» **Task to complete**
Locate and copy each line in the data that contains the word "image".

» **Stored data**
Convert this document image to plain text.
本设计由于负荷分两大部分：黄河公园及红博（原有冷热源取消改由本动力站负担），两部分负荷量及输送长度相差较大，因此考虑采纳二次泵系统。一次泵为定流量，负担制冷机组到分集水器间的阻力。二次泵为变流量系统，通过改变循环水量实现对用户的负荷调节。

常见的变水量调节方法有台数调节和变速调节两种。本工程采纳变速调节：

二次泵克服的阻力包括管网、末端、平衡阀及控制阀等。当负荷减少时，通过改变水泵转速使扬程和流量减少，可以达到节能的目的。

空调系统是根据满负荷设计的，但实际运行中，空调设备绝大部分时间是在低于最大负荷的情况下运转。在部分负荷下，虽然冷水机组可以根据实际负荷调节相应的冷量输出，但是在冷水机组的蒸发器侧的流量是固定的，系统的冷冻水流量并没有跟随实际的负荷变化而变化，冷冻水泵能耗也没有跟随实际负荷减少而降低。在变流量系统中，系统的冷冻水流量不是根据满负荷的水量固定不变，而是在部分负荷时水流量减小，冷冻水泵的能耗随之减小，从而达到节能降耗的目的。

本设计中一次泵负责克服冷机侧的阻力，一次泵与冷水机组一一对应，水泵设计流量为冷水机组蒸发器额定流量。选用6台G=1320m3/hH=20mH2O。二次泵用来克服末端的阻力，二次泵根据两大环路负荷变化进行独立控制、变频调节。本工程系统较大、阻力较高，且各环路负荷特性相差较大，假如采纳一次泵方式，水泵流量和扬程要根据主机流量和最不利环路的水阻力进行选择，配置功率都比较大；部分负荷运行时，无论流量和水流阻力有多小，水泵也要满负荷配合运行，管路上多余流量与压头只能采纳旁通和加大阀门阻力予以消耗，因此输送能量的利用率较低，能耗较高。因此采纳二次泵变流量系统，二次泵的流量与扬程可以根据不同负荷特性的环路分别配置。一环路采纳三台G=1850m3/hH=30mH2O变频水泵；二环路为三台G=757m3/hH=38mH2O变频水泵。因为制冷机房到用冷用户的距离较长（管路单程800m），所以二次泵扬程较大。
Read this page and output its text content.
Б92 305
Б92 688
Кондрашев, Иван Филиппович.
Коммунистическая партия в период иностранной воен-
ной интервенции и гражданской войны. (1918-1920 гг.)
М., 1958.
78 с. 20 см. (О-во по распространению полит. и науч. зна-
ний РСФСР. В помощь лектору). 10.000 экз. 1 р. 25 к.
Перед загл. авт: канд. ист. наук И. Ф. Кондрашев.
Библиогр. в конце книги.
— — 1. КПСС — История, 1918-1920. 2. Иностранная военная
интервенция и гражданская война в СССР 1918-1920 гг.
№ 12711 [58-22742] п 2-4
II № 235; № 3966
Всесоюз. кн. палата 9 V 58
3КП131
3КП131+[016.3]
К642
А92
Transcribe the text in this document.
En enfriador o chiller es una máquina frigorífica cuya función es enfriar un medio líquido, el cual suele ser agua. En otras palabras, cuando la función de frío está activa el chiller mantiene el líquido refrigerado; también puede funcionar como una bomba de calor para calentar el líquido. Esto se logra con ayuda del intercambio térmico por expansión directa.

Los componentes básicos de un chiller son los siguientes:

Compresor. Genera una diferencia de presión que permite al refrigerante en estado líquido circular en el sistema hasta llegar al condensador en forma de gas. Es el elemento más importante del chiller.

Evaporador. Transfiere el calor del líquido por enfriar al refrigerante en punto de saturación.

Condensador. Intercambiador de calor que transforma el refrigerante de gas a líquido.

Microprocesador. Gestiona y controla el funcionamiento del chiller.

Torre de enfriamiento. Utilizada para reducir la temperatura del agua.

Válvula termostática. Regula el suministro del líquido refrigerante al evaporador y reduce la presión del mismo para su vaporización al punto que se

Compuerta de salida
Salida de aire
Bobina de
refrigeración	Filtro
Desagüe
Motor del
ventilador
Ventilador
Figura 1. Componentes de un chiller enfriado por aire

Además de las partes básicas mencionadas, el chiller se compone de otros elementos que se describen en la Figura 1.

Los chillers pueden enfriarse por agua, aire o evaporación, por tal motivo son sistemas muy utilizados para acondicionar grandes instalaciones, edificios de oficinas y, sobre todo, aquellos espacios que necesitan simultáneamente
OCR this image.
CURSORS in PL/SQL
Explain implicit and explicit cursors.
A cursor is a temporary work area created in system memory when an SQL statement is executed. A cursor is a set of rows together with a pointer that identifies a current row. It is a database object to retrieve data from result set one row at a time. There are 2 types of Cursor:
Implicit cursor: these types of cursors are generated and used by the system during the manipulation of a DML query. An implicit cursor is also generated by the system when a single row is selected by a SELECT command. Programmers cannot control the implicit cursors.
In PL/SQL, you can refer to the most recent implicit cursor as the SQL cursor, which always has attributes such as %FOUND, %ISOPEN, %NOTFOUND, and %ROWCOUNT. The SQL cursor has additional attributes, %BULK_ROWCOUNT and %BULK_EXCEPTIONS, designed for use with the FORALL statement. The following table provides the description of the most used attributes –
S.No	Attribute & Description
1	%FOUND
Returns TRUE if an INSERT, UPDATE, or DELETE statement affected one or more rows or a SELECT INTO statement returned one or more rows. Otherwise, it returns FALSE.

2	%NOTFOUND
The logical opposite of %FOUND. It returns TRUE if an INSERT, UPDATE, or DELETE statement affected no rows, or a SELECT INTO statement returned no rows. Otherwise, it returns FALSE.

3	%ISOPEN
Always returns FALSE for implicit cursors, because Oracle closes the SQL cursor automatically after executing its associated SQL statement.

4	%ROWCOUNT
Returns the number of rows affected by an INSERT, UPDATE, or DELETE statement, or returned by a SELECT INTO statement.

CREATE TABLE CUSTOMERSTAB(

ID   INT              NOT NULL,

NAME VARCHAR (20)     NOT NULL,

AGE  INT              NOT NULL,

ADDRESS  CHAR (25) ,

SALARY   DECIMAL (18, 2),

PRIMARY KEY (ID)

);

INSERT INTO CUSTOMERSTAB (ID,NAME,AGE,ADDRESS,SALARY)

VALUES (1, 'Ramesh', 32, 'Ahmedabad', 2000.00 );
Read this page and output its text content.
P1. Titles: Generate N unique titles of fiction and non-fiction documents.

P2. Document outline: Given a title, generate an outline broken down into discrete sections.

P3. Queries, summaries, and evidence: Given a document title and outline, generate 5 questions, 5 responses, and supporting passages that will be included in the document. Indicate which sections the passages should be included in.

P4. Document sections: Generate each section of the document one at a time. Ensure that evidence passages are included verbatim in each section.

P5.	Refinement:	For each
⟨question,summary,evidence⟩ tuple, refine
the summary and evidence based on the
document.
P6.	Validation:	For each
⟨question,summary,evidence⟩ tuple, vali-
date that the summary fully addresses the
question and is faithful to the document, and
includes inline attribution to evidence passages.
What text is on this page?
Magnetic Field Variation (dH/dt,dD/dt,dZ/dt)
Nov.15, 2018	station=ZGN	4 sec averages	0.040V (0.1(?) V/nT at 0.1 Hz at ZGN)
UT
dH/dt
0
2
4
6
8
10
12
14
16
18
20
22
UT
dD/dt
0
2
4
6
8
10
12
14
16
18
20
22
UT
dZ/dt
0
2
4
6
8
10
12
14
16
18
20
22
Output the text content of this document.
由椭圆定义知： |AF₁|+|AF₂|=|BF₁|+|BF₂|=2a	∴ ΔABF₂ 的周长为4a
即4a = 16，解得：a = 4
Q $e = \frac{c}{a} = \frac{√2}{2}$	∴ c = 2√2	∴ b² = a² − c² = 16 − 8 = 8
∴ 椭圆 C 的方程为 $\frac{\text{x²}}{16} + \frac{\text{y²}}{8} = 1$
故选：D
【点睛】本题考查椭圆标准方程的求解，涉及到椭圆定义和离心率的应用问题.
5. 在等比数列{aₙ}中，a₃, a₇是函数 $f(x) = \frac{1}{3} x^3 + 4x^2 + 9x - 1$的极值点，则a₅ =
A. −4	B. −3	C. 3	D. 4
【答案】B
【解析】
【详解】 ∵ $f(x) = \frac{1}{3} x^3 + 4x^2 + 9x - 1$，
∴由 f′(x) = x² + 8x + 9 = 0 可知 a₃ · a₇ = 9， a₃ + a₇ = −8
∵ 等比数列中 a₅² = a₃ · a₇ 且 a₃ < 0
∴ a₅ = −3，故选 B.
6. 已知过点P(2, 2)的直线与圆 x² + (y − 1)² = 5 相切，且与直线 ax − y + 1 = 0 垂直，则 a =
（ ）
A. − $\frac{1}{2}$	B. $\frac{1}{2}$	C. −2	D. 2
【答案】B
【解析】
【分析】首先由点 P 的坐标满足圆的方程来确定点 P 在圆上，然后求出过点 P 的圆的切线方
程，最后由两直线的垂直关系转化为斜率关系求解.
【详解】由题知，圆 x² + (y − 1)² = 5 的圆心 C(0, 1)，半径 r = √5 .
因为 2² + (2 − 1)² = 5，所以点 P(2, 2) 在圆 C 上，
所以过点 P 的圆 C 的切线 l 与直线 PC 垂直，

» **Result**
Convert this document image to plain text.
OCR this image.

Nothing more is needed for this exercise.